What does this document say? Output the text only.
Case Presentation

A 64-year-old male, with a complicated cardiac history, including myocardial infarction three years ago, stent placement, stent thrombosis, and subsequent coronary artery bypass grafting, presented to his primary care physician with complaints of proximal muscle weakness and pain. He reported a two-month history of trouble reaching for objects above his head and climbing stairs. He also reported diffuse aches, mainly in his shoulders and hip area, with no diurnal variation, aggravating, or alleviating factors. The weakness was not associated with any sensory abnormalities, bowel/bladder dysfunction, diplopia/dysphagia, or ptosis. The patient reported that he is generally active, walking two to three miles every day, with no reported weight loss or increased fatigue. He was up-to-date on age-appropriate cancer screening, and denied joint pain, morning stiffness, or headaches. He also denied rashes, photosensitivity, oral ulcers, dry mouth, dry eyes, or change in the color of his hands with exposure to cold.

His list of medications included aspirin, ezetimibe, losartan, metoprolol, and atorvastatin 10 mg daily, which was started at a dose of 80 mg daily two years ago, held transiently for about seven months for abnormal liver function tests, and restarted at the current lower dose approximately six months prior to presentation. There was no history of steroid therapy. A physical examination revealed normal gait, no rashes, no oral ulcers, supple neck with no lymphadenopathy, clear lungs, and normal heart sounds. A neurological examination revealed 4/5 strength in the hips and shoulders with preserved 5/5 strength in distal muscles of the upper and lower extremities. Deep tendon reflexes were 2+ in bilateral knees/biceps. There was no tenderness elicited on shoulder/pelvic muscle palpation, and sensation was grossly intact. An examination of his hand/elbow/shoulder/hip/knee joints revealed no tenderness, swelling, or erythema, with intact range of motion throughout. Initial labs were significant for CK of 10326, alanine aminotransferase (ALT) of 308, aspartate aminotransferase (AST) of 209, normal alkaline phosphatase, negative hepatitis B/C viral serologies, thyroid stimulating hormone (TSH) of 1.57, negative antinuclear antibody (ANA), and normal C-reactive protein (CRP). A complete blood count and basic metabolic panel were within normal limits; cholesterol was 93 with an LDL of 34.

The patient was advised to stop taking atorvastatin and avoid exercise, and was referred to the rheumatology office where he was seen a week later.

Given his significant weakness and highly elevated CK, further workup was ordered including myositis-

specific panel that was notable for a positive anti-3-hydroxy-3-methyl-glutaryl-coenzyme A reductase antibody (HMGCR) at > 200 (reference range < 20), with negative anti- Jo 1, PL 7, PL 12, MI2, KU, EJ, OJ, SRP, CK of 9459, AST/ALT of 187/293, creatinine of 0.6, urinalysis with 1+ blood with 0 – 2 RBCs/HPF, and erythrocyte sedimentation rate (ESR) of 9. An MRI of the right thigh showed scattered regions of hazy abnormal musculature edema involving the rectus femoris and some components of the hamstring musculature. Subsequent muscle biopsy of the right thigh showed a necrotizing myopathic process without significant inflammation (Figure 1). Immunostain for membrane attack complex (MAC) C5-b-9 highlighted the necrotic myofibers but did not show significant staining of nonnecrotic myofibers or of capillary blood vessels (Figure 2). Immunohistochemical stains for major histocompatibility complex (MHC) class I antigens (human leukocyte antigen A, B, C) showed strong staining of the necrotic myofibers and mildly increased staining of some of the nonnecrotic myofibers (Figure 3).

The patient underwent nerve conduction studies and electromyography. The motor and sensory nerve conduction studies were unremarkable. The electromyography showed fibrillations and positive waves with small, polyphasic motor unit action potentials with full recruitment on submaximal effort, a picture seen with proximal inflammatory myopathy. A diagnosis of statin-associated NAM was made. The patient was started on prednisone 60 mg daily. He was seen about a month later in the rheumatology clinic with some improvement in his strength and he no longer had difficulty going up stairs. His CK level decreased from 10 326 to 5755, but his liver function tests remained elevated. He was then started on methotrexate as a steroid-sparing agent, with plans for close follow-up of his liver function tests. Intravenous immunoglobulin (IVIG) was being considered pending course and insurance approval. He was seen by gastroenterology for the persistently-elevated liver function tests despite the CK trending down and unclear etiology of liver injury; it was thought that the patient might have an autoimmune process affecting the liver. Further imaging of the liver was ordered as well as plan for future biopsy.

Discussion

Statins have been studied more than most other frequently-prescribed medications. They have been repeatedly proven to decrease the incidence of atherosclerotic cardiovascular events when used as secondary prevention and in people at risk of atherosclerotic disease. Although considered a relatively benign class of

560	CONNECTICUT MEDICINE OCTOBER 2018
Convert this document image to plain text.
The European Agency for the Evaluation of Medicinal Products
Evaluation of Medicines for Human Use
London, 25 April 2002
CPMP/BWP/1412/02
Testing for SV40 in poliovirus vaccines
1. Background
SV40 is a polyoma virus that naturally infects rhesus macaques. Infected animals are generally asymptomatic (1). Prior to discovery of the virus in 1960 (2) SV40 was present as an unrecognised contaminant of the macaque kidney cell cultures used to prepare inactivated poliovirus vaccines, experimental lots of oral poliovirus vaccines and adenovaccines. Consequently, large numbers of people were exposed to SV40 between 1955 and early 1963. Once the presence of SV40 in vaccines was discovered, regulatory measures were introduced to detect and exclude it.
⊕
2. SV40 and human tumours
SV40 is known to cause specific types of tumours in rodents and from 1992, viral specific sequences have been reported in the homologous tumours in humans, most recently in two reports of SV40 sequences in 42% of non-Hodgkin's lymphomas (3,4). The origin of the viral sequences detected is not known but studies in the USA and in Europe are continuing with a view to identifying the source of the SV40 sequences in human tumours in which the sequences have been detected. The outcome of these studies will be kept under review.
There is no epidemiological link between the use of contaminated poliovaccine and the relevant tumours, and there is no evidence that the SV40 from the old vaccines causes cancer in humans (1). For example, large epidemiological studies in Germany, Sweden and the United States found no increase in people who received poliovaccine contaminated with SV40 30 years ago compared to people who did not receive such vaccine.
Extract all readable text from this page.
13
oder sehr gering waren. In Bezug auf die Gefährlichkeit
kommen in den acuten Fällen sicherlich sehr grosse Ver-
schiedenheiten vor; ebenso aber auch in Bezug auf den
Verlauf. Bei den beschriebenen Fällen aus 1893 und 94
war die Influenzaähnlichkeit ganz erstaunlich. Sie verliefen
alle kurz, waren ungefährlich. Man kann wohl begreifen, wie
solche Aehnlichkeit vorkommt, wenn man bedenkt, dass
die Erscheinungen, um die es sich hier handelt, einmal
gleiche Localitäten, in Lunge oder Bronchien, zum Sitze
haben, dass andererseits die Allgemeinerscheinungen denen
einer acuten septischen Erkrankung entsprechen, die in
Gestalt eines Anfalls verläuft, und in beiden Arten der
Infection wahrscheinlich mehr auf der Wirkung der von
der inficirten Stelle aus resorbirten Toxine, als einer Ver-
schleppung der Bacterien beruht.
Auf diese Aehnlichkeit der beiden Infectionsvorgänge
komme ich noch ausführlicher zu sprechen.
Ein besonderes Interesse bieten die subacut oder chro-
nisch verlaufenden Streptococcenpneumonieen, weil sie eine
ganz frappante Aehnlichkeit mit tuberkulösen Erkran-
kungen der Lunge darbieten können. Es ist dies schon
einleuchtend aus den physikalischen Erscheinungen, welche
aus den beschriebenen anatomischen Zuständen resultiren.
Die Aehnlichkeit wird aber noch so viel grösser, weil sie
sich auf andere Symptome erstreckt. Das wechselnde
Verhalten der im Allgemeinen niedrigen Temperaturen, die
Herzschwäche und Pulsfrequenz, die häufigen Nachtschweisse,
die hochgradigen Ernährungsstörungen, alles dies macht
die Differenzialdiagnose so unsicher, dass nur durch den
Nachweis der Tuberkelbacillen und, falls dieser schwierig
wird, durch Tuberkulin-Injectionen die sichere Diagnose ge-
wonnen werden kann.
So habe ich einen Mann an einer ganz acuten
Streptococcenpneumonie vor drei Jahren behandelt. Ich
++++++++
The problem: Word for word, repeat every entry listed above.

Worked solution:
What does this document say? Output the text only.
Case Presentation

A 64-year-old male, with a complicated cardiac history, including myocardial infarction three years ago, stent placement, stent thrombosis, and subsequent coronary artery bypass grafting, presented to his primary care physician with complaints of proximal muscle weakness and pain. He reported a two-month history of trouble reaching for objects above his head and climbing stairs. He also reported diffuse aches, mainly in his shoulders and hip area, with no diurnal variation, aggravating, or alleviating factors. The weakness was not associated with any sensory abnormalities, bowel/bladder dysfunction, diplopia/dysphagia, or ptosis. The patient reported that he is generally active, walking two to three miles every day, with no reported weight loss or increased fatigue. He was up-to-date on age-appropriate cancer screening, and denied joint pain, morning stiffness, or headaches. He also denied rashes, photosensitivity, oral ulcers, dry mouth, dry eyes, or change in the color of his hands with exposure to cold.

His list of medications included aspirin, ezetimibe, losartan, metoprolol, and atorvastatin 10 mg daily, which was started at a dose of 80 mg daily two years ago, held transiently for about seven months for abnormal liver function tests, and restarted at the current lower dose approximately six months prior to presentation. There was no history of steroid therapy. A physical examination revealed normal gait, no rashes, no oral ulcers, supple neck with no lymphadenopathy, clear lungs, and normal heart sounds. A neurological examination revealed 4/5 strength in the hips and shoulders with preserved 5/5 strength in distal muscles of the upper and lower extremities. Deep tendon reflexes were 2+ in bilateral knees/biceps. There was no tenderness elicited on shoulder/pelvic muscle palpation, and sensation was grossly intact. An examination of his hand/elbow/shoulder/hip/knee joints revealed no tenderness, swelling, or erythema, with intact range of motion throughout. Initial labs were significant for CK of 10326, alanine aminotransferase (ALT) of 308, aspartate aminotransferase (AST) of 209, normal alkaline phosphatase, negative hepatitis B/C viral serologies, thyroid stimulating hormone (TSH) of 1.57, negative antinuclear antibody (ANA), and normal C-reactive protein (CRP). A complete blood count and basic metabolic panel were within normal limits; cholesterol was 93 with an LDL of 34.

The patient was advised to stop taking atorvastatin and avoid exercise, and was referred to the rheumatology office where he was seen a week later.

Given his significant weakness and highly elevated CK, further workup was ordered including myositis-

specific panel that was notable for a positive anti-3-hydroxy-3-methyl-glutaryl-coenzyme A reductase antibody (HMGCR) at > 200 (reference range < 20), with negative anti- Jo 1, PL 7, PL 12, MI2, KU, EJ, OJ, SRP, CK of 9459, AST/ALT of 187/293, creatinine of 0.6, urinalysis with 1+ blood with 0 – 2 RBCs/HPF, and erythrocyte sedimentation rate (ESR) of 9. An MRI of the right thigh showed scattered regions of hazy abnormal musculature edema involving the rectus femoris and some components of the hamstring musculature. Subsequent muscle biopsy of the right thigh showed a necrotizing myopathic process without significant inflammation (Figure 1). Immunostain for membrane attack complex (MAC) C5-b-9 highlighted the necrotic myofibers but did not show significant staining of nonnecrotic myofibers or of capillary blood vessels (Figure 2). Immunohistochemical stains for major histocompatibility complex (MHC) class I antigens (human leukocyte antigen A, B, C) showed strong staining of the necrotic myofibers and mildly increased staining of some of the nonnecrotic myofibers (Figure 3).

The patient underwent nerve conduction studies and electromyography. The motor and sensory nerve conduction studies were unremarkable. The electromyography showed fibrillations and positive waves with small, polyphasic motor unit action potentials with full recruitment on submaximal effort, a picture seen with proximal inflammatory myopathy. A diagnosis of statin-associated NAM was made. The patient was started on prednisone 60 mg daily. He was seen about a month later in the rheumatology clinic with some improvement in his strength and he no longer had difficulty going up stairs. His CK level decreased from 10 326 to 5755, but his liver function tests remained elevated. He was then started on methotrexate as a steroid-sparing agent, with plans for close follow-up of his liver function tests. Intravenous immunoglobulin (IVIG) was being considered pending course and insurance approval. He was seen by gastroenterology for the persistently-elevated liver function tests despite the CK trending down and unclear etiology of liver injury; it was thought that the patient might have an autoimmune process affecting the liver. Further imaging of the liver was ordered as well as plan for future biopsy.

Discussion

Statins have been studied more than most other frequently-prescribed medications. They have been repeatedly proven to decrease the incidence of atherosclerotic cardiovascular events when used as secondary prevention and in people at risk of atherosclerotic disease. Although considered a relatively benign class of

560	CONNECTICUT MEDICINE OCTOBER 2018
Convert this document image to plain text.
The European Agency for the Evaluation of Medicinal Products
Evaluation of Medicines for Human Use
London, 25 April 2002
CPMP/BWP/1412/02
Testing for SV40 in poliovirus vaccines
1. Background
SV40 is a polyoma virus that naturally infects rhesus macaques. Infected animals are generally asymptomatic (1). Prior to discovery of the virus in 1960 (2) SV40 was present as an unrecognised contaminant of the macaque kidney cell cultures used to prepare inactivated poliovirus vaccines, experimental lots of oral poliovirus vaccines and adenovaccines. Consequently, large numbers of people were exposed to SV40 between 1955 and early 1963. Once the presence of SV40 in vaccines was discovered, regulatory measures were introduced to detect and exclude it.
⊕
2. SV40 and human tumours
SV40 is known to cause specific types of tumours in rodents and from 1992, viral specific sequences have been reported in the homologous tumours in humans, most recently in two reports of SV40 sequences in 42% of non-Hodgkin's lymphomas (3,4). The origin of the viral sequences detected is not known but studies in the USA and in Europe are continuing with a view to identifying the source of the SV40 sequences in human tumours in which the sequences have been detected. The outcome of these studies will be kept under review.
There is no epidemiological link between the use of contaminated poliovaccine and the relevant tumours, and there is no evidence that the SV40 from the old vaccines causes cancer in humans (1). For example, large epidemiological studies in Germany, Sweden and the United States found no increase in people who received poliovaccine contaminated with SV40 30 years ago compared to people who did not receive such vaccine.
Extract all readable text from this page.
13
oder sehr gering waren. In Bezug auf die Gefährlichkeit
kommen in den acuten Fällen sicherlich sehr grosse Ver-
schiedenheiten vor; ebenso aber auch in Bezug auf den
Verlauf. Bei den beschriebenen Fällen aus 1893 und 94
war die Influenzaähnlichkeit ganz erstaunlich. Sie verliefen
alle kurz, waren ungefährlich. Man kann wohl begreifen, wie
solche Aehnlichkeit vorkommt, wenn man bedenkt, dass
die Erscheinungen, um die es sich hier handelt, einmal
gleiche Localitäten, in Lunge oder Bronchien, zum Sitze
haben, dass andererseits die Allgemeinerscheinungen denen
einer acuten septischen Erkrankung entsprechen, die in
Gestalt eines Anfalls verläuft, und in beiden Arten der
Infection wahrscheinlich mehr auf der Wirkung der von
der inficirten Stelle aus resorbirten Toxine, als einer Ver-
schleppung der Bacterien beruht.
Auf diese Aehnlichkeit der beiden Infectionsvorgänge
komme ich noch ausführlicher zu sprechen.
Ein besonderes Interesse bieten die subacut oder chro-
nisch verlaufenden Streptococcenpneumonieen, weil sie eine
ganz frappante Aehnlichkeit mit tuberkulösen Erkran-
kungen der Lunge darbieten können. Es ist dies schon
einleuchtend aus den physikalischen Erscheinungen, welche
aus den beschriebenen anatomischen Zuständen resultiren.
Die Aehnlichkeit wird aber noch so viel grösser, weil sie
sich auf andere Symptome erstreckt. Das wechselnde
Verhalten der im Allgemeinen niedrigen Temperaturen, die
Herzschwäche und Pulsfrequenz, die häufigen Nachtschweisse,
die hochgradigen Ernährungsstörungen, alles dies macht
die Differenzialdiagnose so unsicher, dass nur durch den
Nachweis der Tuberkelbacillen und, falls dieser schwierig
wird, durch Tuberkulin-Injectionen die sichere Diagnose ge-
wonnen werden kann.
So habe ich einen Mann an einer ganz acuten
Streptococcenpneumonie vor drei Jahren behandelt. Ich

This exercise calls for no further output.